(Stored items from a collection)
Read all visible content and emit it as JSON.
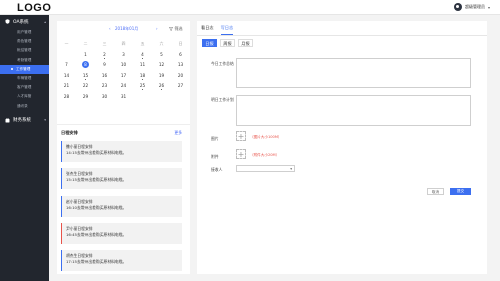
{
  "header": {
    "logo": "LOGO",
    "user_name": "超级管理员"
  },
  "sidebar": {
    "group1_label": "OA系统",
    "items": [
      {
        "label": "用户管理"
      },
      {
        "label": "角色管理"
      },
      {
        "label": "帐结管理"
      },
      {
        "label": "考勤管理"
      },
      {
        "label": "工作管理",
        "active": true
      },
      {
        "label": "车辆管理"
      },
      {
        "label": "客户管理"
      },
      {
        "label": "人才库管"
      },
      {
        "label": "通讯录"
      }
    ],
    "group2_label": "财务系统"
  },
  "calendar": {
    "prev": "‹",
    "month_label": "2018年01月",
    "next": "›",
    "filter_label": "筛选",
    "weekdays": [
      "一",
      "二",
      "三",
      "四",
      "五",
      "六",
      "日"
    ],
    "weeks": [
      [
        "",
        "1",
        "2",
        "3",
        "4",
        "5",
        "6"
      ],
      [
        "7",
        "8",
        "9",
        "10",
        "11",
        "12",
        "13"
      ],
      [
        "14",
        "15",
        "16",
        "17",
        "18",
        "19",
        "20"
      ],
      [
        "21",
        "22",
        "23",
        "24",
        "25",
        "26",
        "27"
      ],
      [
        "28",
        "29",
        "30",
        "31",
        "",
        "",
        ""
      ]
    ]
  },
  "schedule": {
    "title": "日程安排",
    "more": "更多",
    "items": [
      {
        "title": "撒小丽日程安排",
        "detail": "14:15去常州出差购买原材料电缆。"
      },
      {
        "title": "张杰生日程安排",
        "detail": "15:15去常州出差购买原材料电缆。"
      },
      {
        "title": "赵小丽日程安排",
        "detail": "16:10去常州出差购买原材料电缆。"
      },
      {
        "title": "尹小丽日程安排",
        "detail": "16:45去常州出差购买原材料电缆。"
      },
      {
        "title": "胡杰生日程安排",
        "detail": "17:15去常州出差购买原材料电缆。"
      }
    ]
  },
  "report": {
    "tabs": [
      "看日志",
      "写日志"
    ],
    "subtabs": [
      "日报",
      "周报",
      "月报"
    ],
    "label_today": "今日工作总结",
    "label_tomorrow": "明日工作计划",
    "label_image": "图片",
    "label_attach": "附件",
    "image_hint": "（图片大小100M）",
    "attach_hint": "（附件大小20M）",
    "label_send": "接收人",
    "btn_cancel": "取消",
    "btn_save": "提交"
  },
  "colors": {
    "accent": "#3c6ff0",
    "sidebar_bg": "#22262e",
    "warning": "#e8534a"
  }
}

- **Required task**: Without including any picture, repeat the data exactly.

- **Solution to this task**:
Read all visible content and emit it as JSON.
{
  "header": {
    "logo": "LOGO",
    "user_name": "超级管理员"
  },
  "sidebar": {
    "group1_label": "OA系统",
    "items": [
      {
        "label": "用户管理"
      },
      {
        "label": "角色管理"
      },
      {
        "label": "帐结管理"
      },
      {
        "label": "考勤管理"
      },
      {
        "label": "工作管理",
        "active": true
      },
      {
        "label": "车辆管理"
      },
      {
        "label": "客户管理"
      },
      {
        "label": "人才库管"
      },
      {
        "label": "通讯录"
      }
    ],
    "group2_label": "财务系统"
  },
  "calendar": {
    "prev": "‹",
    "month_label": "2018年01月",
    "next": "›",
    "filter_label": "筛选",
    "weekdays": [
      "一",
      "二",
      "三",
      "四",
      "五",
      "六",
      "日"
    ],
    "weeks": [
      [
        "",
        "1",
        "2",
        "3",
        "4",
        "5",
        "6"
      ],
      [
        "7",
        "8",
        "9",
        "10",
        "11",
        "12",
        "13"
      ],
      [
        "14",
        "15",
        "16",
        "17",
        "18",
        "19",
        "20"
      ],
      [
        "21",
        "22",
        "23",
        "24",
        "25",
        "26",
        "27"
      ],
      [
        "28",
        "29",
        "30",
        "31",
        "",
        "",
        ""
      ]
    ]
  },
  "schedule": {
    "title": "日程安排",
    "more": "更多",
    "items": [
      {
        "title": "撒小丽日程安排",
        "detail": "14:15去常州出差购买原材料电缆。"
      },
      {
        "title": "张杰生日程安排",
        "detail": "15:15去常州出差购买原材料电缆。"
      },
      {
        "title": "赵小丽日程安排",
        "detail": "16:10去常州出差购买原材料电缆。"
      },
      {
        "title": "尹小丽日程安排",
        "detail": "16:45去常州出差购买原材料电缆。"
      },
      {
        "title": "胡杰生日程安排",
        "detail": "17:15去常州出差购买原材料电缆。"
      }
    ]
  },
  "report": {
    "tabs": [
      "看日志",
      "写日志"
    ],
    "subtabs": [
      "日报",
      "周报",
      "月报"
    ],
    "label_today": "今日工作总结",
    "label_tomorrow": "明日工作计划",
    "label_image": "图片",
    "label_attach": "附件",
    "image_hint": "（图片大小100M）",
    "attach_hint": "（附件大小20M）",
    "label_send": "接收人",
    "btn_cancel": "取消",
    "btn_save": "提交"
  },
  "colors": {
    "accent": "#3c6ff0",
    "sidebar_bg": "#22262e",
    "warning": "#e8534a"
  }
}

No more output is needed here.